Material to process:
⟨
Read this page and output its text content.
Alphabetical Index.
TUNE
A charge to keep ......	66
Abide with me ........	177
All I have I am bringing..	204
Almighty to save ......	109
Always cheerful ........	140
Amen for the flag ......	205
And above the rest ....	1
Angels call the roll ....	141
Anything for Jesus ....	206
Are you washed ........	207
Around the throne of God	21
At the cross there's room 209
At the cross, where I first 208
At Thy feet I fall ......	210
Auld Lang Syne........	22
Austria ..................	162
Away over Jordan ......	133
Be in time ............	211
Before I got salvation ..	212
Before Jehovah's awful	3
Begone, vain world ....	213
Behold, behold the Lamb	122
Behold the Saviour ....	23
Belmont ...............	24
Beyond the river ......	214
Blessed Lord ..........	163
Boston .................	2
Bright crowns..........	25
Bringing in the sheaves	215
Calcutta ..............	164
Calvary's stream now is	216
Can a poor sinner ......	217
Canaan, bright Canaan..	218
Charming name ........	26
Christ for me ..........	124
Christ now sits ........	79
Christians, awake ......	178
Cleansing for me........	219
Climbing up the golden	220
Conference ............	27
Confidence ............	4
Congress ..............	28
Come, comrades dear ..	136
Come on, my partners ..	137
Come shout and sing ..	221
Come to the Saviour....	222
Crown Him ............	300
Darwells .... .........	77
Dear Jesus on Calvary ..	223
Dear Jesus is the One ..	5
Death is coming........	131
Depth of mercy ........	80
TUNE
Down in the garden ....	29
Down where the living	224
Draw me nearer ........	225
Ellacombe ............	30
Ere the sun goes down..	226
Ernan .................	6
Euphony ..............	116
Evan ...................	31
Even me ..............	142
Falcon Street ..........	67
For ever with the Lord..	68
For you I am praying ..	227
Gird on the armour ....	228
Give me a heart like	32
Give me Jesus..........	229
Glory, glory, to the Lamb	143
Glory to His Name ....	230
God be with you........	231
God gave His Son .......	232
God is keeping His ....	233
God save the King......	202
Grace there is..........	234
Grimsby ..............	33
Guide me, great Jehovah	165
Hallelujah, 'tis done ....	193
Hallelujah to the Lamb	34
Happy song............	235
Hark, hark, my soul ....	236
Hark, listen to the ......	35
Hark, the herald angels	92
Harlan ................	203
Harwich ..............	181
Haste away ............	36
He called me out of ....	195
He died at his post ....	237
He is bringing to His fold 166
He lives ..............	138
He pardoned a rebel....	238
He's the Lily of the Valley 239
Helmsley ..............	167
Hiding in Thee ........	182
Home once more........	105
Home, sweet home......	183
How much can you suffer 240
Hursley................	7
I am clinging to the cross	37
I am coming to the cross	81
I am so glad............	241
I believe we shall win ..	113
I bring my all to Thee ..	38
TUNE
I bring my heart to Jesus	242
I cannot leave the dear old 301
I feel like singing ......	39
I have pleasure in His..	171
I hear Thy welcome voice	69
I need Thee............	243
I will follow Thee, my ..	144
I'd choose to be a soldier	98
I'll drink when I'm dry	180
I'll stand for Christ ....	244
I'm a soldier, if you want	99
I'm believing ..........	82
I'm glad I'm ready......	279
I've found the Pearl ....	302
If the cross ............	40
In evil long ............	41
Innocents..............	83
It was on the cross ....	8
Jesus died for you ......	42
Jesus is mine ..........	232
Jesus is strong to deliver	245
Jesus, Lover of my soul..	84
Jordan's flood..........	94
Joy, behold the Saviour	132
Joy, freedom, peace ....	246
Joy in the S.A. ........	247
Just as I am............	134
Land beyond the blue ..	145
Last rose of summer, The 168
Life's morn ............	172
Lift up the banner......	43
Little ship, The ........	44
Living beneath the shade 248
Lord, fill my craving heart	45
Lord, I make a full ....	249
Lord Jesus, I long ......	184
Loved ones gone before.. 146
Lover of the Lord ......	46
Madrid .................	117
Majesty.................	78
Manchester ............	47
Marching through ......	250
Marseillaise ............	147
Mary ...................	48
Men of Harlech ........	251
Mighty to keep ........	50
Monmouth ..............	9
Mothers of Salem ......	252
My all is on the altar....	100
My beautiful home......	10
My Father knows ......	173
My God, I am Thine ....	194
⟩
The exercise: Check the data for the word "died" and pull out the lines that have it.

Final result:
He died at his post ....	237
Jesus died for you ......	42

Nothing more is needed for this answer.